Begin INFORMATION GIVEN

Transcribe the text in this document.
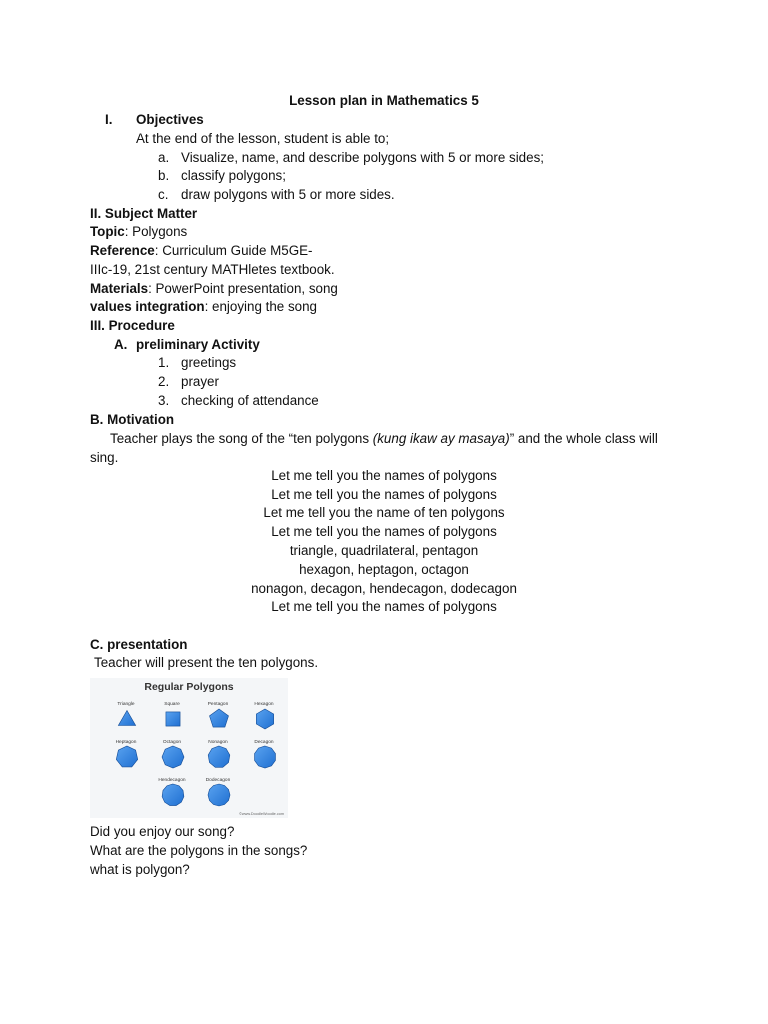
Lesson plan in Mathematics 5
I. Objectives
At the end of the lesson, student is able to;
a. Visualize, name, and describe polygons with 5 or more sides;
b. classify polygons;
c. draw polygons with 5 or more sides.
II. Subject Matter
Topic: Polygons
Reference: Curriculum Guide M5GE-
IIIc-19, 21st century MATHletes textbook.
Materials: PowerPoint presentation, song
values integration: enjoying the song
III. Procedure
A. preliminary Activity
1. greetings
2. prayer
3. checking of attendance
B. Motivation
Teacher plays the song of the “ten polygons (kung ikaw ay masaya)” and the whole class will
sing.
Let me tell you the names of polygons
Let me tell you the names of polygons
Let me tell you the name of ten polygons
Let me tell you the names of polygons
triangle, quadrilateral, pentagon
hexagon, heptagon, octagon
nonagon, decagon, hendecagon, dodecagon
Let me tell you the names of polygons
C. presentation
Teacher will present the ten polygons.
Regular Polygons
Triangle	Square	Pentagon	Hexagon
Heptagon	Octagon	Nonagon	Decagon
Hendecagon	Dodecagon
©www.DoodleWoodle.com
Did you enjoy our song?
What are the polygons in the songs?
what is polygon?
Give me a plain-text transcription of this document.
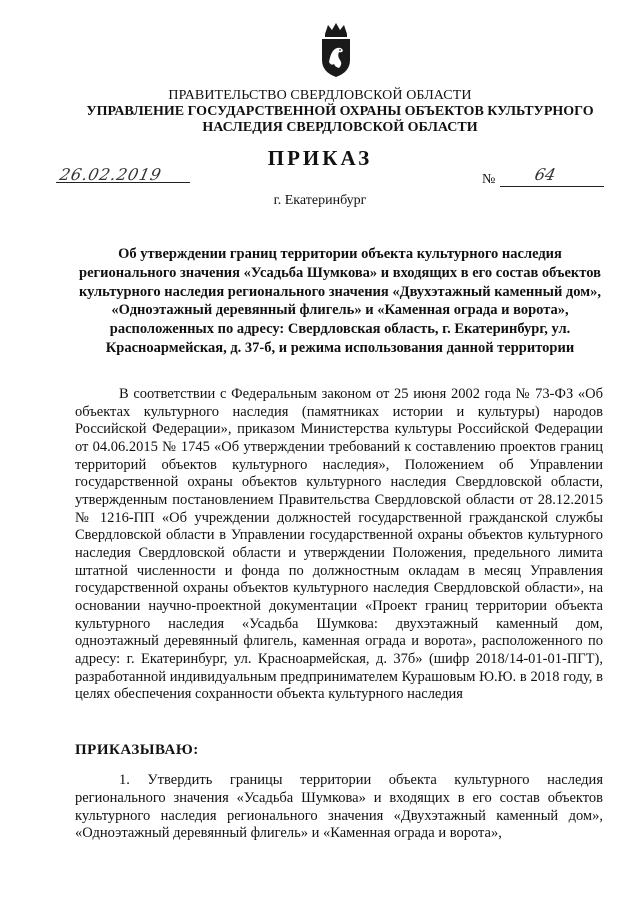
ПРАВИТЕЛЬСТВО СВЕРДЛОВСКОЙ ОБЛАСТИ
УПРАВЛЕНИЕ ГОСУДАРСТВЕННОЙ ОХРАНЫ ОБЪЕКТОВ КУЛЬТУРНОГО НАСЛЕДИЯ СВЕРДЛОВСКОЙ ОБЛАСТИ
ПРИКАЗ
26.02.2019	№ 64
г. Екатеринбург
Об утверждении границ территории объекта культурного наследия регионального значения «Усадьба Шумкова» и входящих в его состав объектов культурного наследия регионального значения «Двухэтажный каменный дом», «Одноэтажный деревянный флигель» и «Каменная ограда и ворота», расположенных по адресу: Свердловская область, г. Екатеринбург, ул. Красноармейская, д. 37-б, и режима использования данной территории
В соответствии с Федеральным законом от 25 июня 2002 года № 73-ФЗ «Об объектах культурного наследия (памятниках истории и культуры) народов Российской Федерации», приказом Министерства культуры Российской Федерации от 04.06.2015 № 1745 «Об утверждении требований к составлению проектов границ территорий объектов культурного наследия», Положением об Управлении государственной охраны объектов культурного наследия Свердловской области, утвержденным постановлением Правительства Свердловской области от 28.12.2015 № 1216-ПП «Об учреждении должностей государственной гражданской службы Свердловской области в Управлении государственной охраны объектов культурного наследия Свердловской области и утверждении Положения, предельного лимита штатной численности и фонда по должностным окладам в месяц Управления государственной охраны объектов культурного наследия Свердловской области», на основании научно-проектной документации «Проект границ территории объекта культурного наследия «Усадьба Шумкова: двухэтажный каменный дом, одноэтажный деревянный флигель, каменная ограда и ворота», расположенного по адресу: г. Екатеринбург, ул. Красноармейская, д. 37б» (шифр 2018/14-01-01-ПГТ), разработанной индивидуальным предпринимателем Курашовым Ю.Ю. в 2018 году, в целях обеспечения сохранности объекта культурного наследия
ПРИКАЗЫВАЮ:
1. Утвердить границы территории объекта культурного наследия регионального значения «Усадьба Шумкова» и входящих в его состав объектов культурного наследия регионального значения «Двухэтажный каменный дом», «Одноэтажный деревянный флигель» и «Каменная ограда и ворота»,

End INFORMATION GIVEN

Tally up the lines of the listing containing the word "with". Give only the total.

2